-- start Dataset --
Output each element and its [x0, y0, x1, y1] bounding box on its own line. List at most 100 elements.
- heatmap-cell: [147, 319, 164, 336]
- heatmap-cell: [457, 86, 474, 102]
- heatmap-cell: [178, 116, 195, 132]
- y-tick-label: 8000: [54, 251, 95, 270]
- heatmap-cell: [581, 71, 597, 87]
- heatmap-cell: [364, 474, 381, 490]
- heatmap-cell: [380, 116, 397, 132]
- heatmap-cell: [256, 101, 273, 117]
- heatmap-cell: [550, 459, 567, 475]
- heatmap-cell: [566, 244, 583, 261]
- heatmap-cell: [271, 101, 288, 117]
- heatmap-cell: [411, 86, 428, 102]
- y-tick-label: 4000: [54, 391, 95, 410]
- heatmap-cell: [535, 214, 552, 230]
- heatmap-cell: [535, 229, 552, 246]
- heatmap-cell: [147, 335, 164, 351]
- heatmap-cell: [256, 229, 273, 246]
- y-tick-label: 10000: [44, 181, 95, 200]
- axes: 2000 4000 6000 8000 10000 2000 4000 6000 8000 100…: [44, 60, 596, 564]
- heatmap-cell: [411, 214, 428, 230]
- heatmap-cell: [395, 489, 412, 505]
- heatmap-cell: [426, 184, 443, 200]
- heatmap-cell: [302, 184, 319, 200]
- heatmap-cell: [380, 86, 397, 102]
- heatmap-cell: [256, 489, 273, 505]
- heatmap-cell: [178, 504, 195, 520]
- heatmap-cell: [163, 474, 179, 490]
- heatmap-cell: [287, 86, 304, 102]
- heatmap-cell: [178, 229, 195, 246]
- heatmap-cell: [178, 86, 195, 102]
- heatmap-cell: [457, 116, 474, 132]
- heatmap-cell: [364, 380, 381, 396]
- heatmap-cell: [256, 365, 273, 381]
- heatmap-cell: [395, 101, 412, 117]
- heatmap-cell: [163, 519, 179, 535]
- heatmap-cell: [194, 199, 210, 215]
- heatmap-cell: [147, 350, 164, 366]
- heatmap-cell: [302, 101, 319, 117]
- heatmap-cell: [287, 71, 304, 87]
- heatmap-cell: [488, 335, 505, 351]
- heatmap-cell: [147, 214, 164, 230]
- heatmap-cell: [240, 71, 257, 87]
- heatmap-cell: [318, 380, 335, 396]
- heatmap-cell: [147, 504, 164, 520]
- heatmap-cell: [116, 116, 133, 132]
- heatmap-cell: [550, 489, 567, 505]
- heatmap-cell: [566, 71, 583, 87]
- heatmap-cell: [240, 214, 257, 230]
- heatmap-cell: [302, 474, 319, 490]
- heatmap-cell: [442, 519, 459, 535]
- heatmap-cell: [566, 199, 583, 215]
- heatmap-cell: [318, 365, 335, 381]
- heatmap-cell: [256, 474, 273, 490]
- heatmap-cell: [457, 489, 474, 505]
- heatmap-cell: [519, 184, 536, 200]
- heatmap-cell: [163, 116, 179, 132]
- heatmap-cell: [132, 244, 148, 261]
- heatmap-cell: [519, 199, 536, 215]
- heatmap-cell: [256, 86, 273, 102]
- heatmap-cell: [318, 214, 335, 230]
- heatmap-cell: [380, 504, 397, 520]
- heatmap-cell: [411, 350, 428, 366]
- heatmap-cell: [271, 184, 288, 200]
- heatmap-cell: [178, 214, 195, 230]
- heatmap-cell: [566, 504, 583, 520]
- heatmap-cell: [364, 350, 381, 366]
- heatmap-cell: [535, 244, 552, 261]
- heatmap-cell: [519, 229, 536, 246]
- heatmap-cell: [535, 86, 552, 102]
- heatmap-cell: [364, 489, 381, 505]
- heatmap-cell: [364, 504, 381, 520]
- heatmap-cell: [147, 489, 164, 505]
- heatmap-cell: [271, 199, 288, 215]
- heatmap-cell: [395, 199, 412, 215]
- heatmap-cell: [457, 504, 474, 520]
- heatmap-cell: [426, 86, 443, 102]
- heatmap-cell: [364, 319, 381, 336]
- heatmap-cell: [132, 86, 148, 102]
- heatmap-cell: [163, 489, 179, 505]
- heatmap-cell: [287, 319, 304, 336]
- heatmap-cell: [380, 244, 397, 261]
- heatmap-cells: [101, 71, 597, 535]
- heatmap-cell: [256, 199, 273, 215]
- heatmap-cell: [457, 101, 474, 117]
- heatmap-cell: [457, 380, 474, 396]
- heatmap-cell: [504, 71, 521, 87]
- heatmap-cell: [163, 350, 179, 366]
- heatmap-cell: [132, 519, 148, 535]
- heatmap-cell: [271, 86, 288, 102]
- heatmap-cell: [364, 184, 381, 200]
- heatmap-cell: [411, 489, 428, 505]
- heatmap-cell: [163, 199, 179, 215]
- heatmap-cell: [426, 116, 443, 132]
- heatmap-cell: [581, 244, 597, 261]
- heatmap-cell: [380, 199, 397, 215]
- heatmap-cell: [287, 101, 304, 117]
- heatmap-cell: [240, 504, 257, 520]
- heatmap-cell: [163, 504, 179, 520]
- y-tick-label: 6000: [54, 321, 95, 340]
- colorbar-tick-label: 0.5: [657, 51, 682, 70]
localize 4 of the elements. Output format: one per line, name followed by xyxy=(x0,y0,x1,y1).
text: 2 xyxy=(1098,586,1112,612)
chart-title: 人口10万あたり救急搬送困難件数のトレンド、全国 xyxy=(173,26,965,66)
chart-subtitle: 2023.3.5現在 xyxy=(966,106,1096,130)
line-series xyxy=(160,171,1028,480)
-- end Dataset --
What you are asked to do —
Copy the items above word for word, starting from the very first line and continuing through the line with "- heatmap-cell: [287, 86, 304, 102]".

Output of the task —
Output each element and its [x0, y0, x1, y1] bounding box on its own line. List at most 100 elements.
- heatmap-cell: [147, 319, 164, 336]
- heatmap-cell: [457, 86, 474, 102]
- heatmap-cell: [178, 116, 195, 132]
- y-tick-label: 8000: [54, 251, 95, 270]
- heatmap-cell: [581, 71, 597, 87]
- heatmap-cell: [364, 474, 381, 490]
- heatmap-cell: [380, 116, 397, 132]
- heatmap-cell: [256, 101, 273, 117]
- heatmap-cell: [550, 459, 567, 475]
- heatmap-cell: [566, 244, 583, 261]
- heatmap-cell: [271, 101, 288, 117]
- heatmap-cell: [411, 86, 428, 102]
- y-tick-label: 4000: [54, 391, 95, 410]
- heatmap-cell: [535, 214, 552, 230]
- heatmap-cell: [535, 229, 552, 246]
- heatmap-cell: [147, 335, 164, 351]
- heatmap-cell: [256, 229, 273, 246]
- y-tick-label: 10000: [44, 181, 95, 200]
- axes: 2000 4000 6000 8000 10000 2000 4000 6000 8000 100…: [44, 60, 596, 564]
- heatmap-cell: [411, 214, 428, 230]
- heatmap-cell: [395, 489, 412, 505]
- heatmap-cell: [426, 184, 443, 200]
- heatmap-cell: [302, 184, 319, 200]
- heatmap-cell: [380, 86, 397, 102]
- heatmap-cell: [256, 489, 273, 505]
- heatmap-cell: [178, 504, 195, 520]
- heatmap-cell: [163, 474, 179, 490]
- heatmap-cell: [287, 86, 304, 102]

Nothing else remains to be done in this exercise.